++++ Exercise inputs ++++

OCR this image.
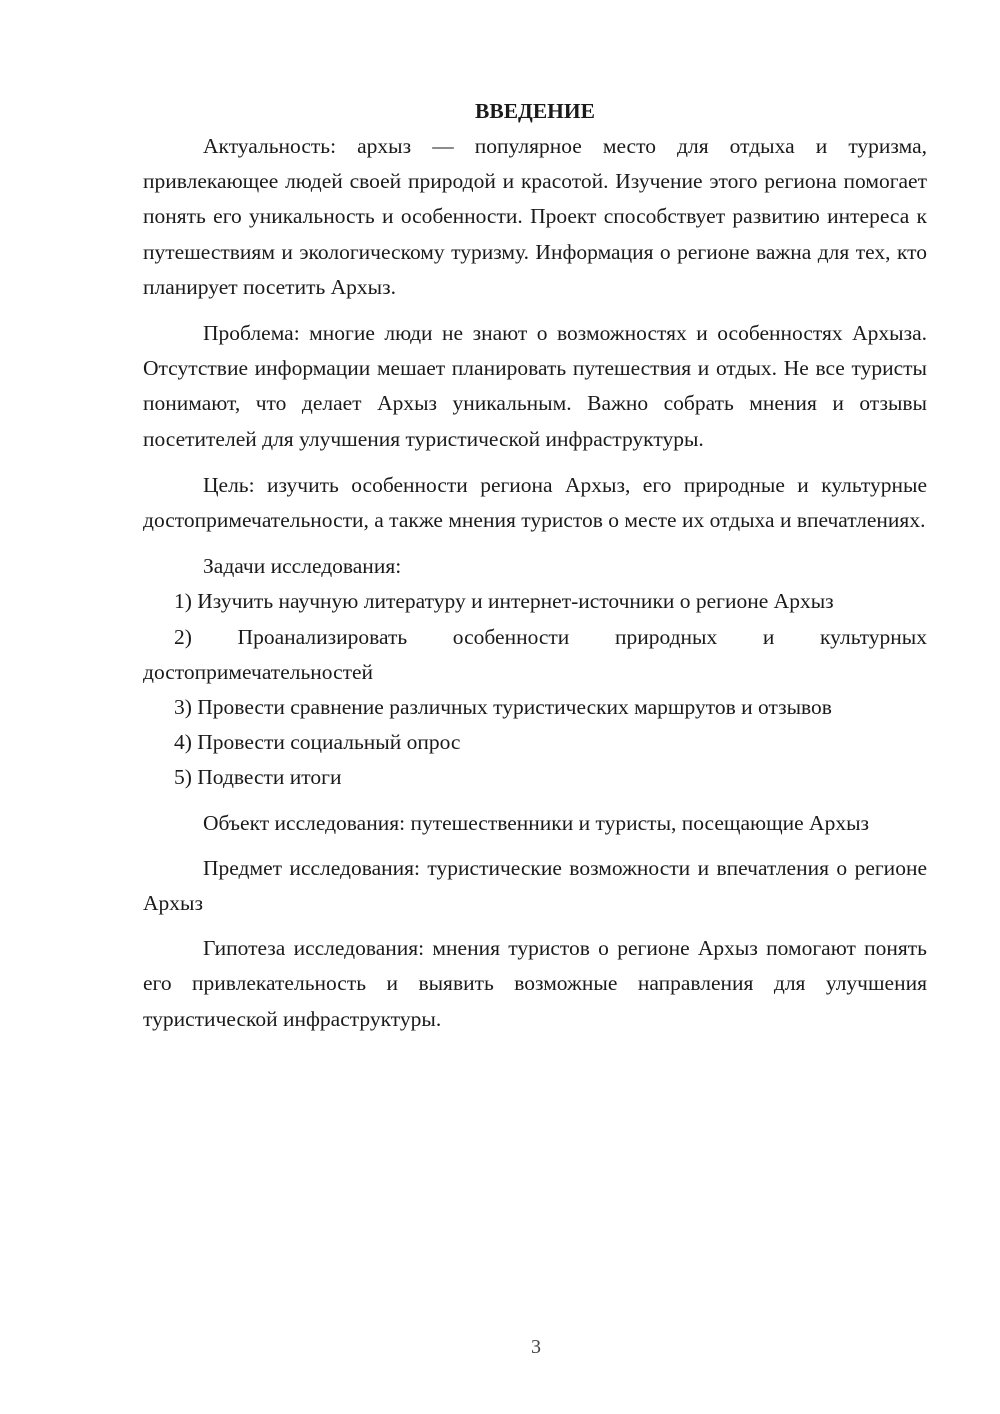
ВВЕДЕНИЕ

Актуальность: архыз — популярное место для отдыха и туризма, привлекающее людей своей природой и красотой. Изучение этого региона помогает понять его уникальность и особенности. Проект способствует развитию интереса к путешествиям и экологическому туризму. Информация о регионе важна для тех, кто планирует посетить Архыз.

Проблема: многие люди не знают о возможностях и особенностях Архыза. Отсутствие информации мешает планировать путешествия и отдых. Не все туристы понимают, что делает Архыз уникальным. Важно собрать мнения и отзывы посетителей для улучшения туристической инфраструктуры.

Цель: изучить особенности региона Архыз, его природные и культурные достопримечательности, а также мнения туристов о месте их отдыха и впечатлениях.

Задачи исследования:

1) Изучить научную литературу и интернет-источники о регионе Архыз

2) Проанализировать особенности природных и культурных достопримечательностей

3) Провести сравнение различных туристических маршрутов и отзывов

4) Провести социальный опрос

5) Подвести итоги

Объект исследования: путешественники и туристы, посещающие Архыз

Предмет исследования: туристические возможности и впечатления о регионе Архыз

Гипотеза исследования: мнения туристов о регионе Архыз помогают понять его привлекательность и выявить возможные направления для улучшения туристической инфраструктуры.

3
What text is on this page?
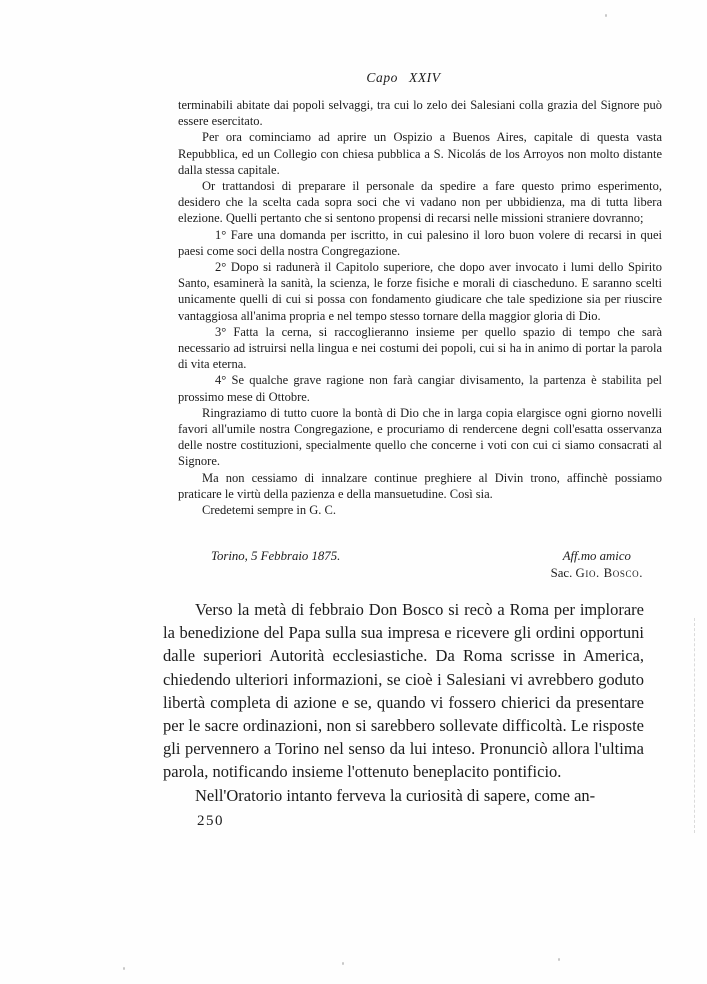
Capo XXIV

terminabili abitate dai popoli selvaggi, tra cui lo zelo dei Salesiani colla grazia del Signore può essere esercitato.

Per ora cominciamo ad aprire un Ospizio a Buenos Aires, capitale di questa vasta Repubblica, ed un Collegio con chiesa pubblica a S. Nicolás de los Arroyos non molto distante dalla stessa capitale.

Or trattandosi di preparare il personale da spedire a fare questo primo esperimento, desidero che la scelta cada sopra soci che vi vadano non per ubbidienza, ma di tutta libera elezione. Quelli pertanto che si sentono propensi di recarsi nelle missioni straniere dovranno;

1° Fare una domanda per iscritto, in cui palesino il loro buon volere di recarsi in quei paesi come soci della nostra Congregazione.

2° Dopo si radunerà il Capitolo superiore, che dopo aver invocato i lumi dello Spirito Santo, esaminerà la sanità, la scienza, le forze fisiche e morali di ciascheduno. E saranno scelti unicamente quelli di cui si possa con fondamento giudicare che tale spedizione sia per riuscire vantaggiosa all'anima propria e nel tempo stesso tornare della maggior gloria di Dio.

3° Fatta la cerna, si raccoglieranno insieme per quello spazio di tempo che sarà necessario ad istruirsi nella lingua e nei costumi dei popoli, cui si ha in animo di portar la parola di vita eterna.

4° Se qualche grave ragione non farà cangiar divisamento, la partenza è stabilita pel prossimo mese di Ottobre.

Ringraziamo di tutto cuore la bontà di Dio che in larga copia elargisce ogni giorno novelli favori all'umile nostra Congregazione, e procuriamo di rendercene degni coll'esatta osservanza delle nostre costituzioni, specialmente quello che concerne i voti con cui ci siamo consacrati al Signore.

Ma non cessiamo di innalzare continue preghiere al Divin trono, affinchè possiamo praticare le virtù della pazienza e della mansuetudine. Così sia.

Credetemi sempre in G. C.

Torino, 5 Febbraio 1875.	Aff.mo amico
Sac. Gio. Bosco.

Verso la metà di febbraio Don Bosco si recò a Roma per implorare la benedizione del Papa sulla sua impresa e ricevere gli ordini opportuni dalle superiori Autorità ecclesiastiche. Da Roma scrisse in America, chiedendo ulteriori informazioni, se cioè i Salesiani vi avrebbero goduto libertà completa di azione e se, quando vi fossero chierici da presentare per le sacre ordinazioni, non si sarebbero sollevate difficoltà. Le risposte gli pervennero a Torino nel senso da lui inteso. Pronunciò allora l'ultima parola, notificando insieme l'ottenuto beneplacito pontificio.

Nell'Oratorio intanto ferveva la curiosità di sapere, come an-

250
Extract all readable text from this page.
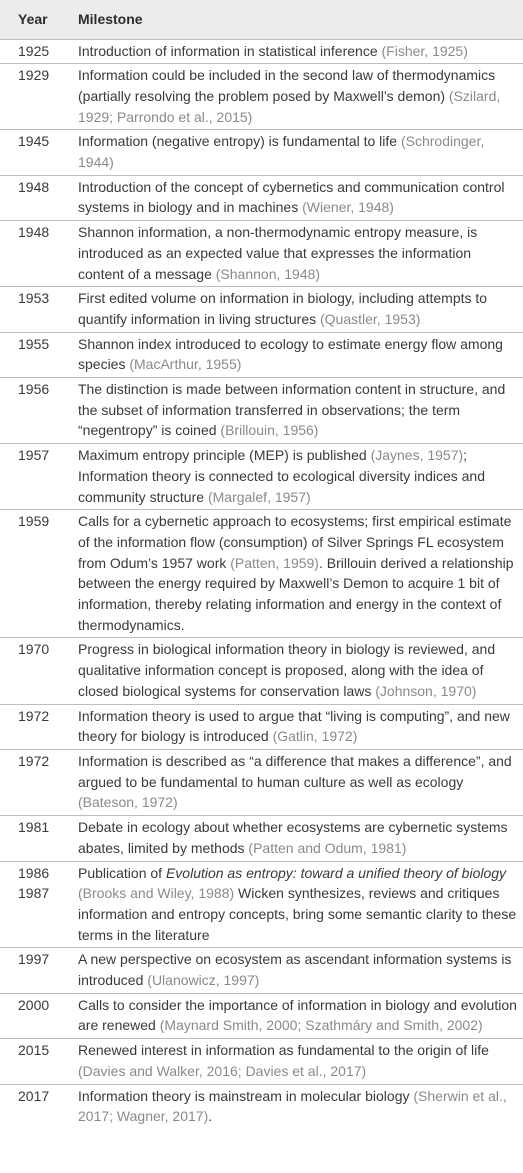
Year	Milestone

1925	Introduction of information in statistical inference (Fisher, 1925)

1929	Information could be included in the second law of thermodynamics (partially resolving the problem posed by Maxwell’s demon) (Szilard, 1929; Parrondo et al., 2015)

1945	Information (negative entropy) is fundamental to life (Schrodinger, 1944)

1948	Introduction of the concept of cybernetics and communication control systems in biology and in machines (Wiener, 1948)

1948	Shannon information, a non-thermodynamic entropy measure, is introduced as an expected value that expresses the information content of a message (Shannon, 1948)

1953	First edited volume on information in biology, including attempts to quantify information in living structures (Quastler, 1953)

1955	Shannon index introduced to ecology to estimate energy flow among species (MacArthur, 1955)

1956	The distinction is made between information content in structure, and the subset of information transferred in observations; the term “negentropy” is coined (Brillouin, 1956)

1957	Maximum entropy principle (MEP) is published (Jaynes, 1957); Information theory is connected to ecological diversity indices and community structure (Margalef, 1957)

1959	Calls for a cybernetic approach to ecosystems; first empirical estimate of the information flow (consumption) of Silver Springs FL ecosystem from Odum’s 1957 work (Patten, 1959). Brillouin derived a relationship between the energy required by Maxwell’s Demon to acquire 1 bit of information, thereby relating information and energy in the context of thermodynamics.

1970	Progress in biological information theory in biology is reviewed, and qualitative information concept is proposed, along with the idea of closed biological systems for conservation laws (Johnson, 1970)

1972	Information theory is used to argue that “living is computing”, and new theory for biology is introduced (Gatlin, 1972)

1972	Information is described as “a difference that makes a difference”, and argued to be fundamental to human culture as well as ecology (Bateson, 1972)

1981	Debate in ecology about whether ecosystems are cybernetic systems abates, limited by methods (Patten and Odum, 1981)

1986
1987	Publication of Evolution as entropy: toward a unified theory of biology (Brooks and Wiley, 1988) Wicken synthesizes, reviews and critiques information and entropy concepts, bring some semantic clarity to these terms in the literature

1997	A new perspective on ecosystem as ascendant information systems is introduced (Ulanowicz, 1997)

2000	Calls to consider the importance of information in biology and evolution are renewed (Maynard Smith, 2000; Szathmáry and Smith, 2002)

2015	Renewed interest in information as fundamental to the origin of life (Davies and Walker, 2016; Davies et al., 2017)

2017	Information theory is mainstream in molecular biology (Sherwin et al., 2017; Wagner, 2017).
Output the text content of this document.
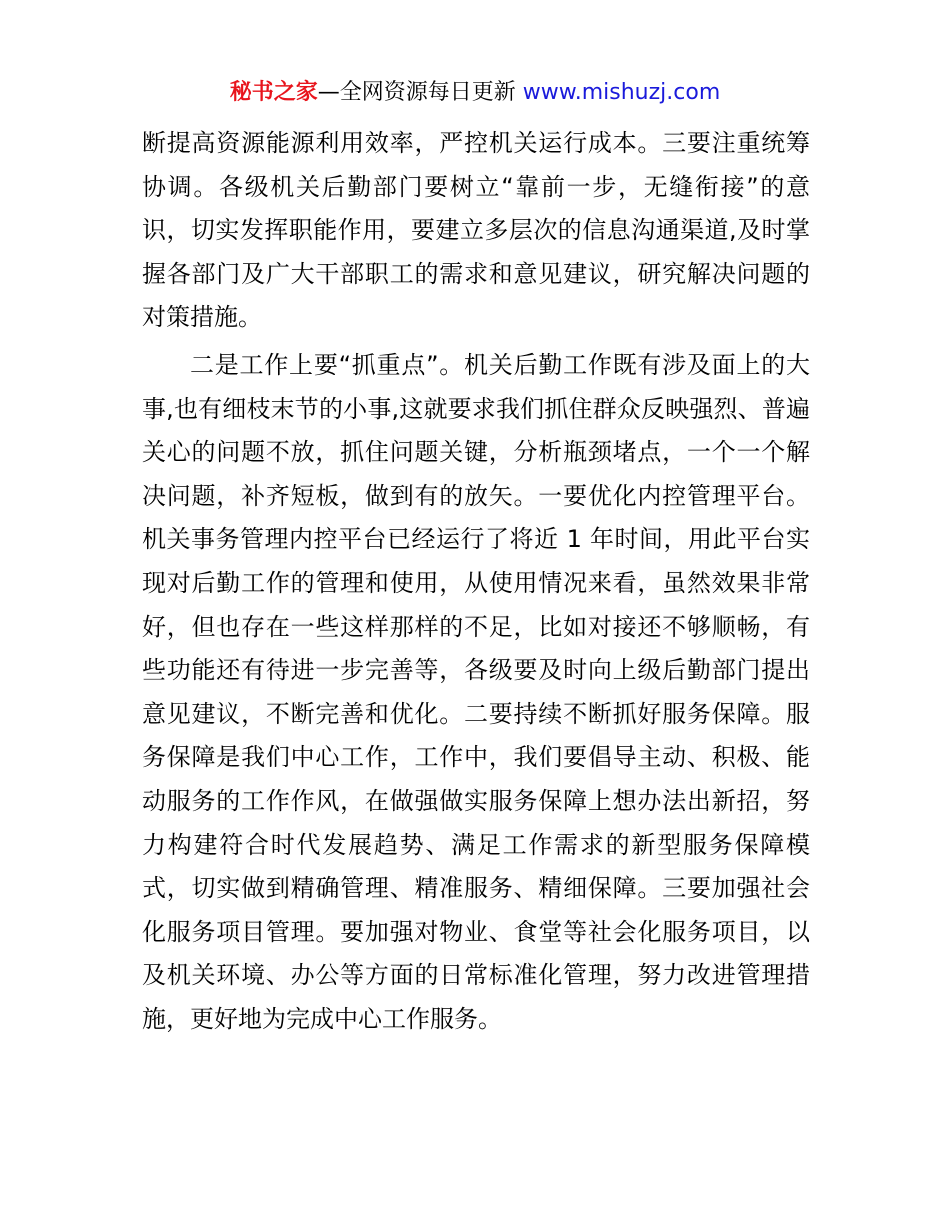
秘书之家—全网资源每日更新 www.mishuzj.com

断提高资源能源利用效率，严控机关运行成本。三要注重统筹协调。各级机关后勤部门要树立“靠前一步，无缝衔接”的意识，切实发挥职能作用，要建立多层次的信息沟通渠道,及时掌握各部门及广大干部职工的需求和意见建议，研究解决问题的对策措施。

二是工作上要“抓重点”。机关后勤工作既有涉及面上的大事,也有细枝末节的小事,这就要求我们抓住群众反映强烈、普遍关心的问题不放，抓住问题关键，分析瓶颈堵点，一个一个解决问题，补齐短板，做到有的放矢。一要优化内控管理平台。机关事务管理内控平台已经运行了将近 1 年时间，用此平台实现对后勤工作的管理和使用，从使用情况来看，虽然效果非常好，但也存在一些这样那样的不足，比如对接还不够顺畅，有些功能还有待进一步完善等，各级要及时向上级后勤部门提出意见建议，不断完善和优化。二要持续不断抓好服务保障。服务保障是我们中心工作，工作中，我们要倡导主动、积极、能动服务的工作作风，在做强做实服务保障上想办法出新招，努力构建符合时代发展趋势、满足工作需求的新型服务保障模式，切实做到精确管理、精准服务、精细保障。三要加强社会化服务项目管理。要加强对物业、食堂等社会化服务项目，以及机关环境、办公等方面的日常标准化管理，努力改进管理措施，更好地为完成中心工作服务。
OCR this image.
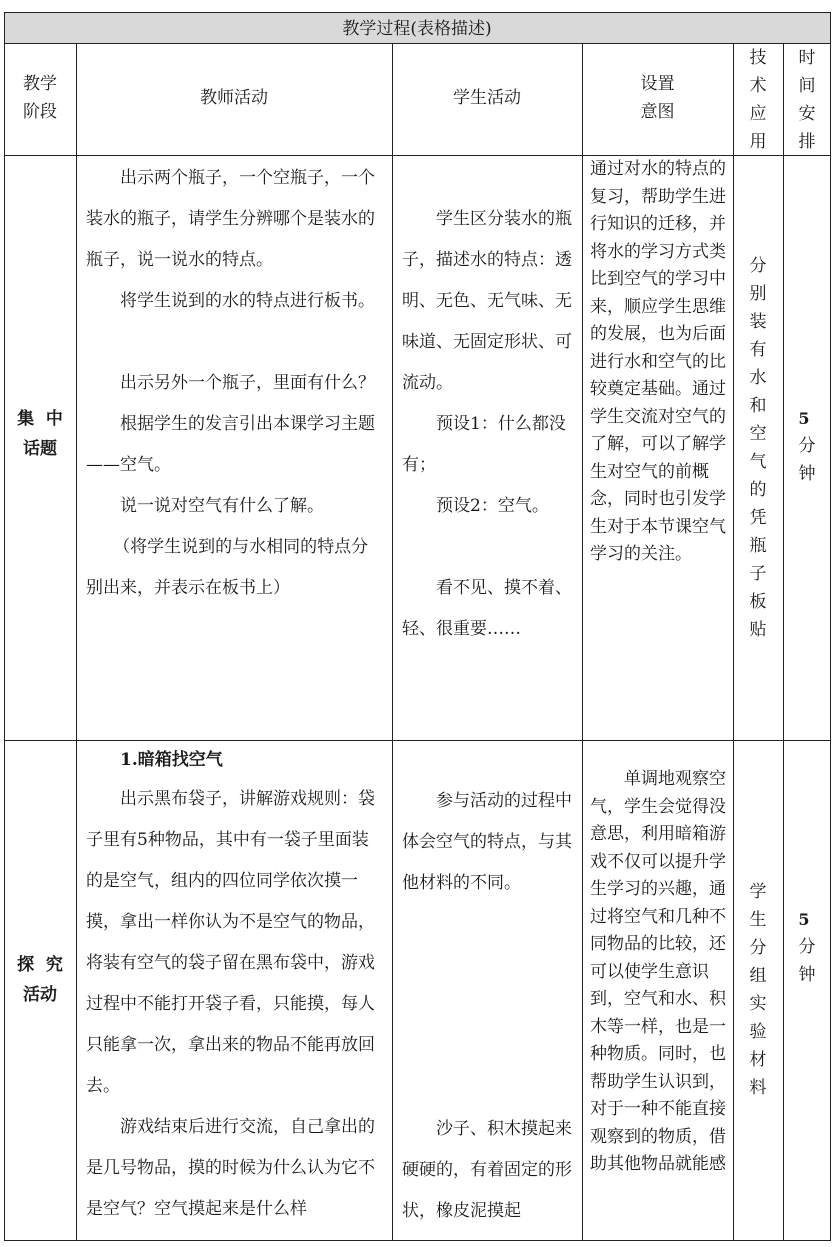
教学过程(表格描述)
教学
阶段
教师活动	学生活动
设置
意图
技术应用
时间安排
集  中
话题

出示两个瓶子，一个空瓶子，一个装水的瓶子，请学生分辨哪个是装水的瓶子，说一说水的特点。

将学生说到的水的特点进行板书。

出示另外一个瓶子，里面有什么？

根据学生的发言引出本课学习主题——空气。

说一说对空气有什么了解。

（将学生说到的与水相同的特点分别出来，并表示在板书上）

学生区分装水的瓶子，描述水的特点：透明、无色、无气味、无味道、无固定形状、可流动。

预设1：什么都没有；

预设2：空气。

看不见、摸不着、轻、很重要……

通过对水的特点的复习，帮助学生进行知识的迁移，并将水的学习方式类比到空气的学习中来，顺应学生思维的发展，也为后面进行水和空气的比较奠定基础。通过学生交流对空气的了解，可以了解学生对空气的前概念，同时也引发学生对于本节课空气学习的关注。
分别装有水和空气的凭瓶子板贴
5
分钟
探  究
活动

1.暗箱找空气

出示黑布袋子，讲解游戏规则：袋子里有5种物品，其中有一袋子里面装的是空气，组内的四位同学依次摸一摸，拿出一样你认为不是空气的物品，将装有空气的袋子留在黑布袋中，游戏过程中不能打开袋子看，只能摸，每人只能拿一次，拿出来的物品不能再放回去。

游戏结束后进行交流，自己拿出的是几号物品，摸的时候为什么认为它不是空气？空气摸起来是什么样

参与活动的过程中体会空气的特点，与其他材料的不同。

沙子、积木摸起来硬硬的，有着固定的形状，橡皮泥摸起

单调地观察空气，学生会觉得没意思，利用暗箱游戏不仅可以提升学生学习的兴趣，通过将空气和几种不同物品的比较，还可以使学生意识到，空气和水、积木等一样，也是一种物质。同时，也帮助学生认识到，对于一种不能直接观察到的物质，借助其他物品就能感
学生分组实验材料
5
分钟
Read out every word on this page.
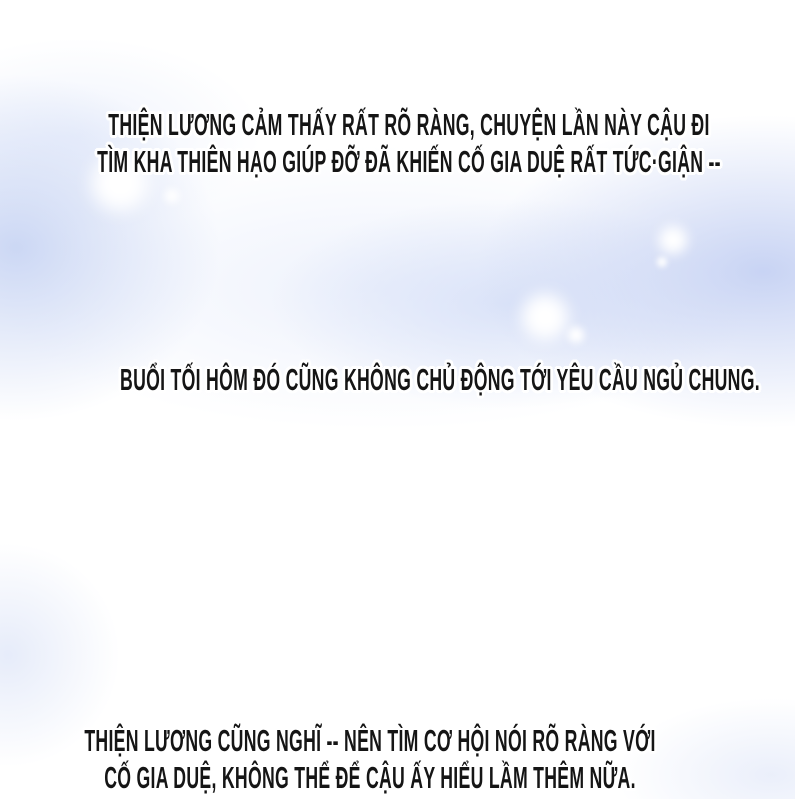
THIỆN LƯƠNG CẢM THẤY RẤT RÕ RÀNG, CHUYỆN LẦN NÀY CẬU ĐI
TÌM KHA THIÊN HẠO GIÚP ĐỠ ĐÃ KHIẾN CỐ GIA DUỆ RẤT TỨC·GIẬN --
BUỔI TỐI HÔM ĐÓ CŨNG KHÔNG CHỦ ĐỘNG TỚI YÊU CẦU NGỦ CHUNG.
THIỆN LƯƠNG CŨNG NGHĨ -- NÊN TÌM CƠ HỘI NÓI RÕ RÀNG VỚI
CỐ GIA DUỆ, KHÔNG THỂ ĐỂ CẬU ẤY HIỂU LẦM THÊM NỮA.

++++

- [Task to complete] List the lines that contain the word "fundamental".

- [Solution for this exercise]
1945	Information (negative entropy) is fundamental to life (Schrodinger, 1944)
1972	Information is described as “a difference that makes a difference”, and argued to be fundamental to human culture as well as ecology (Bateson, 1972)
2015	Renewed interest in information as fundamental to the origin of life (Davies and Walker, 2016; Davies et al., 2017)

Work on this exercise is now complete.